**To do:** Every line that holds "전자가족관계등록시스템" should be shown.

**Exercise material:**
*-*-*

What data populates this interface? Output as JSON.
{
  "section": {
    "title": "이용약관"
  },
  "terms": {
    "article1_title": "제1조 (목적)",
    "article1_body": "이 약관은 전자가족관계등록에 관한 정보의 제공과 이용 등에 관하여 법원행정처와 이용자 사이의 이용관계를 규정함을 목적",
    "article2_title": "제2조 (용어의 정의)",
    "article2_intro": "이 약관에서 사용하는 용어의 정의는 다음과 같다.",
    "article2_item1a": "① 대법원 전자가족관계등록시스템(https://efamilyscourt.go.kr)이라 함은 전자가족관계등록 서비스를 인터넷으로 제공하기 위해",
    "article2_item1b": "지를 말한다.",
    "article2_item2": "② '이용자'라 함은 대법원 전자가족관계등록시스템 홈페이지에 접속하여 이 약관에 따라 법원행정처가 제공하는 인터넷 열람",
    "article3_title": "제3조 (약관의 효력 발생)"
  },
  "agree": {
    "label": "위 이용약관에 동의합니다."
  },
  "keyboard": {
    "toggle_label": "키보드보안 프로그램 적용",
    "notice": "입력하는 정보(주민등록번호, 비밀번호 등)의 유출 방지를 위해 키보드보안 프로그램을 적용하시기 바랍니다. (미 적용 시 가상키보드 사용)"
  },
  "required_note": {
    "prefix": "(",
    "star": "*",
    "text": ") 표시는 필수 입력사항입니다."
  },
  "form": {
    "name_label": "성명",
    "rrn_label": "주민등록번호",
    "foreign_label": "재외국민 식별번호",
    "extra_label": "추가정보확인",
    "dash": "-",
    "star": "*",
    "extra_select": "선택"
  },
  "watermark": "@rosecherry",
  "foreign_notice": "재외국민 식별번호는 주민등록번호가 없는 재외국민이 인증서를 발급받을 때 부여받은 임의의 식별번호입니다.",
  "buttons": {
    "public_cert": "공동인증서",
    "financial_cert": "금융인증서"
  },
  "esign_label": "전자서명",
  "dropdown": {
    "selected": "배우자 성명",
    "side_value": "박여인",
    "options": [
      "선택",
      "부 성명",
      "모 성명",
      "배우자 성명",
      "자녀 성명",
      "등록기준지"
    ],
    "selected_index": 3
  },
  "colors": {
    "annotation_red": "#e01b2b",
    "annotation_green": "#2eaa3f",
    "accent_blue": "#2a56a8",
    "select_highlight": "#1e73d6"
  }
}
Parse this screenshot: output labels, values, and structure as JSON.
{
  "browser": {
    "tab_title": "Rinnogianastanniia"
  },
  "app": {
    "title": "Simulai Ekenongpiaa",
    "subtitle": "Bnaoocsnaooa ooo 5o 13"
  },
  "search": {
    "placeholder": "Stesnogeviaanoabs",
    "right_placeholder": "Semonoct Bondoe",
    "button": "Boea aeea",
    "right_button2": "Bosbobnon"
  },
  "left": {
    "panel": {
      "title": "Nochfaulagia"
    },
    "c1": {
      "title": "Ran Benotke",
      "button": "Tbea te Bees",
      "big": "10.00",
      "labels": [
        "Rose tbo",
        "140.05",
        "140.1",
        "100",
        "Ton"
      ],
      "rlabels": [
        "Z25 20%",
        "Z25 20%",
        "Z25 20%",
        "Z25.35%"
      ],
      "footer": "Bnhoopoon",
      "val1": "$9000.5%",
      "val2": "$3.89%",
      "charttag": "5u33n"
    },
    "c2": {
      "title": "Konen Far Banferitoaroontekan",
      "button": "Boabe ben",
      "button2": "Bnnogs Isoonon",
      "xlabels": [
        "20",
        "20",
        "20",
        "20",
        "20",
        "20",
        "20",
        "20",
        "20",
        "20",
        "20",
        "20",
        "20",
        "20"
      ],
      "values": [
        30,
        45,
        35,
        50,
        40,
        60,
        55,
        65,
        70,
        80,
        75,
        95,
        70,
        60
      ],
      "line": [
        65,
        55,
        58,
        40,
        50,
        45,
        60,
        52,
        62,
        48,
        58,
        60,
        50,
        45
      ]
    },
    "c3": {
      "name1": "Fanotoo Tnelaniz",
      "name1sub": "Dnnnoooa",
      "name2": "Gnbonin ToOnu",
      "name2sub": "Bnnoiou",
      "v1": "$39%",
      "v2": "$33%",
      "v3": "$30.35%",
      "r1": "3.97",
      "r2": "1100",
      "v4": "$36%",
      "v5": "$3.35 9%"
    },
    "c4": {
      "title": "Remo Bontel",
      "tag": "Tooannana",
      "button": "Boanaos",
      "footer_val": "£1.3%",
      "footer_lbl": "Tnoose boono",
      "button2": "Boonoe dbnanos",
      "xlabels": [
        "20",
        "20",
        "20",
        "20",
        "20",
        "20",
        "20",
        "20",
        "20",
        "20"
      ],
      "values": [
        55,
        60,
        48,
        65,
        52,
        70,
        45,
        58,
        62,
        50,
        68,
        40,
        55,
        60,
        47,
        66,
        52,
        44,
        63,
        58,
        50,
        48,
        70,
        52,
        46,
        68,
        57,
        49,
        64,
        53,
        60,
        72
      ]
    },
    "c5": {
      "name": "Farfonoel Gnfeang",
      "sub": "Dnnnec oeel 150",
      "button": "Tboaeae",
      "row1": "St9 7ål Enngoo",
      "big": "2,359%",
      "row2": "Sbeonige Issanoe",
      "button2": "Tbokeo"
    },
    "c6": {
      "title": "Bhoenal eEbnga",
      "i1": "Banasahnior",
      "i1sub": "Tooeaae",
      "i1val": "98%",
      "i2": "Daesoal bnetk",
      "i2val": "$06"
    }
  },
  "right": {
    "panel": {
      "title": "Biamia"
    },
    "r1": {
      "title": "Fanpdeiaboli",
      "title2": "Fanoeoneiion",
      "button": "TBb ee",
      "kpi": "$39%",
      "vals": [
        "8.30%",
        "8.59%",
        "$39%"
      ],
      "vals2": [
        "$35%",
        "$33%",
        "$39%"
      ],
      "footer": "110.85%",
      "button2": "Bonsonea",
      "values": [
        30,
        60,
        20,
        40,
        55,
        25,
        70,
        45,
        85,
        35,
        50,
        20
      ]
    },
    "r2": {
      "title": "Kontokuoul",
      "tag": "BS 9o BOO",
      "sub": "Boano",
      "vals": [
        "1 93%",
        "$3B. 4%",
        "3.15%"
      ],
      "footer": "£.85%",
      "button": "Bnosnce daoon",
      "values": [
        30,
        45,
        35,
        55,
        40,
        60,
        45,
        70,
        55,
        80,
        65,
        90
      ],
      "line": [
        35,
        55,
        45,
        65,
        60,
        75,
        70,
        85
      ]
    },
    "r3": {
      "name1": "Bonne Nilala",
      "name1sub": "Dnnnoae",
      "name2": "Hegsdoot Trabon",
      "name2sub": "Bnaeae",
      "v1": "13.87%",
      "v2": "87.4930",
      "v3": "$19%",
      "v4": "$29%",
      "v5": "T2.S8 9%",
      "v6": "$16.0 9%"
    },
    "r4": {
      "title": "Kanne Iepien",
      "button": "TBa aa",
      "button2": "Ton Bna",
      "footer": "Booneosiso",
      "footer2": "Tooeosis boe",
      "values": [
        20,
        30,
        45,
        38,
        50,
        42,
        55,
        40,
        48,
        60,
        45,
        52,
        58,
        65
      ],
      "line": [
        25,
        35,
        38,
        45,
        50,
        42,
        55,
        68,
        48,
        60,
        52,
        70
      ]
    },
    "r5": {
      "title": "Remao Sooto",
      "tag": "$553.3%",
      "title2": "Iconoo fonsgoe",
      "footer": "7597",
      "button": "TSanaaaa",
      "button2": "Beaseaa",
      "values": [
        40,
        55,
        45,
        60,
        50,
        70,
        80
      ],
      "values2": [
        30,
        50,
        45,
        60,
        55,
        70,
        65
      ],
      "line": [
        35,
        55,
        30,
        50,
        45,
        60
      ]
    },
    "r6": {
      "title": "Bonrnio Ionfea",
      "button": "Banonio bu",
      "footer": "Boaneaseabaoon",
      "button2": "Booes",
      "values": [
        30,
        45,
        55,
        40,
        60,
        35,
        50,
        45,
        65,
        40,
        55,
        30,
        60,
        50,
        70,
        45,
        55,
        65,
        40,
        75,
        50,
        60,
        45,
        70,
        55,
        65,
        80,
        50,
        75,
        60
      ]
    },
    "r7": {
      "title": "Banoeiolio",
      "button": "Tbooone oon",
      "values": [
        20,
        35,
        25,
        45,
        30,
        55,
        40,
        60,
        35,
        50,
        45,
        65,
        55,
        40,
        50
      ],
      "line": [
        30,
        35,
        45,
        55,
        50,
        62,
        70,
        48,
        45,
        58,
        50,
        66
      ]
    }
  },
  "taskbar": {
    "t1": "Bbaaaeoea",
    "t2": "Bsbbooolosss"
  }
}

*-*-*

**Response below:**
    "article2_item1a": "① 대법원 전자가족관계등록시스템(https://efamilyscourt.go.kr)이라 함은 전자가족관계등록 서비스를 인터넷으로 제공하기 위해",
    "article2_item2": "② '이용자'라 함은 대법원 전자가족관계등록시스템 홈페이지에 접속하여 이 약관에 따라 법원행정처가 제공하는 인터넷 열람",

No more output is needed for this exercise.